> [요청 사항 1] 기록의 첫 줄부터 "175, 518, 204]" 값이 들어 있는 줄까지, 양 끝 줄을 포함해 모든 줄을 그대로 다시 적어 돌려주세요.

> [문서 발췌]
작성자: 민규식, 백종윤

Paper

1. Abstract

Supervision 없이 독립적인 데이터의 interpretable factorised representation을 학습하는 것이 중요
Beta VAE → VAE의 변형으로 조절가능한 hyperparameter beta를 통해 latent channel capacity와 independence constraints with reconstruction accuracy 사이의 균형을 맞춤
사용한 데이터: celebA, face, chairs
대조군 알고리즘: Unsupervised (InfoGAN), Semi-Supervised (DC-IGN)
beta VAE는 학습이 stable하고 data에 대한 가정이 거의 없으며 하나의 hyperparameter beta만 튜닝하면 된다!

2. Introduction

특정 task나 data에 잘 맞는 representation을 찾으면 해당 모델의 학습의 성공 확률이나 강인성이 크게 증가
Object identity, scale, position, lighting, color 등의 특성에 대한 disentangled representation을 찾는 것이 중요

위의 예시는 CelebA에서 Latent variable을 조절하면서 도출한 결과!
- Beta VAE (beta=250), VAE (beta=1), InfoGAN의 disentangling 성능을 비교한 결과
- Latent variable 중 하나의 값만 조절하고 나머지 값들은 고정시켜놓음 (하나의 값은 -3 ~ 3의 범위를 가지면서 값을 연속적으로 조절)
- 위의 결과를 보면 beta-VAE와 InfoGAN만 Disentangled factor를 학습
- VAE는 entangled representation 학습 (회전, 감정, 안경 등이 동시에 바뀜)
- 위의 결과를 통해 beta VAE는 data로부터 variation의 독집적인 latent factors를 학습한다는 것을 알 수 있음

위의 결과는 3D Chair에 대한 학습 결과
- BetaVAE (beta=5), VAE (beta=1), InfoGAN, DC-IGN의 학습 결과
- VAE의 경우 entangled representation 학습 → chair width나 azimuth, leg style이 동시에 바뀜
- InfoGAN과 beta VAE는 unlabelled factor 들을 찾아냄
- 하지만 InfoGAN의 경우 leg style에 대한 factor는 찾아내지 못함
Beta VAE는 유일한 parameter beta를 사용

> [제공된 기록]

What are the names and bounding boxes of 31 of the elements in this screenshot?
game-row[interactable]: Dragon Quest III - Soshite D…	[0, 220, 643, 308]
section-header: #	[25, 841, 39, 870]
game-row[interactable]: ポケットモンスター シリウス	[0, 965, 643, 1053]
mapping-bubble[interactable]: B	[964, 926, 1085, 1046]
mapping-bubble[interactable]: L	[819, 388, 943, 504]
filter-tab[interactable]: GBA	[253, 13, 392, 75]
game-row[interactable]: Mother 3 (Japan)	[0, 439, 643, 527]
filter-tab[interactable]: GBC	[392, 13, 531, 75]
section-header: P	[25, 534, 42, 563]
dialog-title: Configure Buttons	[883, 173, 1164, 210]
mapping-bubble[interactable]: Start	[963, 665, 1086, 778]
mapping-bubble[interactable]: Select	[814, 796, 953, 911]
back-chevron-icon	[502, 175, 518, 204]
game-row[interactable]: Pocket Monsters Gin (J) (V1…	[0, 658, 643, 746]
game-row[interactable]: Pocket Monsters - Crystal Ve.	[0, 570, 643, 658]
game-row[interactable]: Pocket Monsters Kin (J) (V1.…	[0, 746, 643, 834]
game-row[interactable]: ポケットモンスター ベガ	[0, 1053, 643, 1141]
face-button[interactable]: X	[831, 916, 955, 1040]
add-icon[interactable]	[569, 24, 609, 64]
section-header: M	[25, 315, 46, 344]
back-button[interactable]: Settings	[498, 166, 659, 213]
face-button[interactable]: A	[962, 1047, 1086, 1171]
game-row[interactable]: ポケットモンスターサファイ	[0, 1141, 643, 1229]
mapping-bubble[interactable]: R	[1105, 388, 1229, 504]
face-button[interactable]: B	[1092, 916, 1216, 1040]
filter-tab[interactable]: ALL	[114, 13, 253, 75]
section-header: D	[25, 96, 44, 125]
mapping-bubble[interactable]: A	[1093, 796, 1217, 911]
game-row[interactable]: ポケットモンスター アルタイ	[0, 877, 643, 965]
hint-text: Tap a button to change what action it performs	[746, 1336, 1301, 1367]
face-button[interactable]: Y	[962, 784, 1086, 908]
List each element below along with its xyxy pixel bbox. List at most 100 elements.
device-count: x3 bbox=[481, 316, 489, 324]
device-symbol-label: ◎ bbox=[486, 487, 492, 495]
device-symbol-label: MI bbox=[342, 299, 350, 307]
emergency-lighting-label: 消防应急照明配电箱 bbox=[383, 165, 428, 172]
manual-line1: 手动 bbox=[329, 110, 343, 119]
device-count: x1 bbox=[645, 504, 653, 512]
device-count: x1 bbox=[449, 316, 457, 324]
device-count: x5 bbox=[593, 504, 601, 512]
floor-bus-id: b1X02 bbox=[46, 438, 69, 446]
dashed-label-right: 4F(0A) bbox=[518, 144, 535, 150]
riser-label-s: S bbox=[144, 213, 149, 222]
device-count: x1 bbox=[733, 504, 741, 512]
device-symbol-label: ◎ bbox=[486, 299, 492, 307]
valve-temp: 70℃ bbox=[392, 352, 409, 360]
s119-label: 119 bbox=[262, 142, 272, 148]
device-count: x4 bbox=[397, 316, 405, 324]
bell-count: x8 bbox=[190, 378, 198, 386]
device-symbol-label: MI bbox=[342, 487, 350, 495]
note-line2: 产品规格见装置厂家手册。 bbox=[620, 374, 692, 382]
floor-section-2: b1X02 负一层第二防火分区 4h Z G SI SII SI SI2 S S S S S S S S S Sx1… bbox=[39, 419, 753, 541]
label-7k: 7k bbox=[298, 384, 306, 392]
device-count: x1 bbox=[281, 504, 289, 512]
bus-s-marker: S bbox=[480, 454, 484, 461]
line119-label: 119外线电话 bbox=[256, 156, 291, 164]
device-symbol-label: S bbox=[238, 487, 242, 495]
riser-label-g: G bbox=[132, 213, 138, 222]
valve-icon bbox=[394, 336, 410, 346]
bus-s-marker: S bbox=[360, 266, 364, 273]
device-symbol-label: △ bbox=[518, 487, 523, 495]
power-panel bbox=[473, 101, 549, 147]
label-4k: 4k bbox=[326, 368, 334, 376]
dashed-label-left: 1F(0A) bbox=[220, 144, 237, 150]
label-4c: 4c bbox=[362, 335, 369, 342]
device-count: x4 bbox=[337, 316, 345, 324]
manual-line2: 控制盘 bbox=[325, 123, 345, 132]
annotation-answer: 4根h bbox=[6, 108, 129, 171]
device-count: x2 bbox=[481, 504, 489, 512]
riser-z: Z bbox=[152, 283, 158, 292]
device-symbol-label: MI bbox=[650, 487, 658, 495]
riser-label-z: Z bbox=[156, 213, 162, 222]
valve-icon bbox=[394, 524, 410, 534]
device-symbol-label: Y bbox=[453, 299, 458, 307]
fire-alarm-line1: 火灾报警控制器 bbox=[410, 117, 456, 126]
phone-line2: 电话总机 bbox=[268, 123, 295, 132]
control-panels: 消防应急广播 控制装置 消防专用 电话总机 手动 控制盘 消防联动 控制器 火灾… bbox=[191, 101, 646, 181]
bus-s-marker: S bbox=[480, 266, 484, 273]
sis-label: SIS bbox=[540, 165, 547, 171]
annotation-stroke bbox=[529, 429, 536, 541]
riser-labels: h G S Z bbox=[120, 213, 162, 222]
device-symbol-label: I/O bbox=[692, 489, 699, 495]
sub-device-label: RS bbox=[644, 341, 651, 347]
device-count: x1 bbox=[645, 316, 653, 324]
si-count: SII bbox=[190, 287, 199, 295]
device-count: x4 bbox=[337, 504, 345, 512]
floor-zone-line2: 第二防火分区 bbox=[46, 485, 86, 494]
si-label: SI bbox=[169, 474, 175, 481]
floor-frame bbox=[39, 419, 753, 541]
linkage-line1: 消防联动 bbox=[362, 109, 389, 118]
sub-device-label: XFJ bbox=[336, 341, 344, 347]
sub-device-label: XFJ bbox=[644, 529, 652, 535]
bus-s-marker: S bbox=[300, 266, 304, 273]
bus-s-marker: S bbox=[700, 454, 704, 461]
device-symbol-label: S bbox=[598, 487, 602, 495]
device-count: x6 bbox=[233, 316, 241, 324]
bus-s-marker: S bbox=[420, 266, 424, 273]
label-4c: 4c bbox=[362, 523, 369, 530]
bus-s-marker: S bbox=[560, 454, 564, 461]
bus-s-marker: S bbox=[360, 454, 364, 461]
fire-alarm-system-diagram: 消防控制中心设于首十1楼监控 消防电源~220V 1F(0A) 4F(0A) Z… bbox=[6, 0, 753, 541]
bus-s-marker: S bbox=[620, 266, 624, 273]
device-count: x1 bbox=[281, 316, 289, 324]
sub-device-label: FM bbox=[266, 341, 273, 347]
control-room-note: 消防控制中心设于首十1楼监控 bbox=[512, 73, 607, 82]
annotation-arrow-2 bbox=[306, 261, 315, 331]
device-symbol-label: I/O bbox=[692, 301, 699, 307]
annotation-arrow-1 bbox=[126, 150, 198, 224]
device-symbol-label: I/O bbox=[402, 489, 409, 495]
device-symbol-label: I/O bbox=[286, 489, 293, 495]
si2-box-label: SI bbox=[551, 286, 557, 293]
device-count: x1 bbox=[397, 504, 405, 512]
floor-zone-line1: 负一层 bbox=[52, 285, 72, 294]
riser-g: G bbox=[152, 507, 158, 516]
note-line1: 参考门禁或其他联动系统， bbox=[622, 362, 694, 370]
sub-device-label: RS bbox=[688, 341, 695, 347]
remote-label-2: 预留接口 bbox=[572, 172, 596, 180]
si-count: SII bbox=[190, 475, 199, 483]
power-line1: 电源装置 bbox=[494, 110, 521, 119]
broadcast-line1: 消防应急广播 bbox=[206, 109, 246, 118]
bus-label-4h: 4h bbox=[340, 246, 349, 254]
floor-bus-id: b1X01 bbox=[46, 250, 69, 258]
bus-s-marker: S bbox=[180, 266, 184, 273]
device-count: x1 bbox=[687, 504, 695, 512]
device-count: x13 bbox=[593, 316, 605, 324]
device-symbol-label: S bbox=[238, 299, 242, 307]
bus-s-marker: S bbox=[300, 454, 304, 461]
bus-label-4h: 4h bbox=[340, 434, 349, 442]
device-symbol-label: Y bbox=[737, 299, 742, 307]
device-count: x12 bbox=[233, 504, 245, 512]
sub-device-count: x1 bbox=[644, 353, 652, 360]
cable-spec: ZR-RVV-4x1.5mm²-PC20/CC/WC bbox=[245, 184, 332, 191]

> [요청 사항 2] 문서 발췌에 따르면 3D Chair 학습 결과에서 Beta VAE에 사용한 beta 값은 얼마입니까?

> [과제 답변 1]
What are the names and bounding boxes of 31 of the elements in this screenshot?
game-row[interactable]: Dragon Quest III - Soshite D…	[0, 220, 643, 308]
section-header: #	[25, 841, 39, 870]
game-row[interactable]: ポケットモンスター シリウス	[0, 965, 643, 1053]
mapping-bubble[interactable]: B	[964, 926, 1085, 1046]
mapping-bubble[interactable]: L	[819, 388, 943, 504]
filter-tab[interactable]: GBA	[253, 13, 392, 75]
game-row[interactable]: Mother 3 (Japan)	[0, 439, 643, 527]
filter-tab[interactable]: GBC	[392, 13, 531, 75]
section-header: P	[25, 534, 42, 563]
dialog-title: Configure Buttons	[883, 173, 1164, 210]
mapping-bubble[interactable]: Start	[963, 665, 1086, 778]
mapping-bubble[interactable]: Select	[814, 796, 953, 911]
back-chevron-icon	[502, 175, 518, 204]

> [과제 답변 2] beta=5입니다.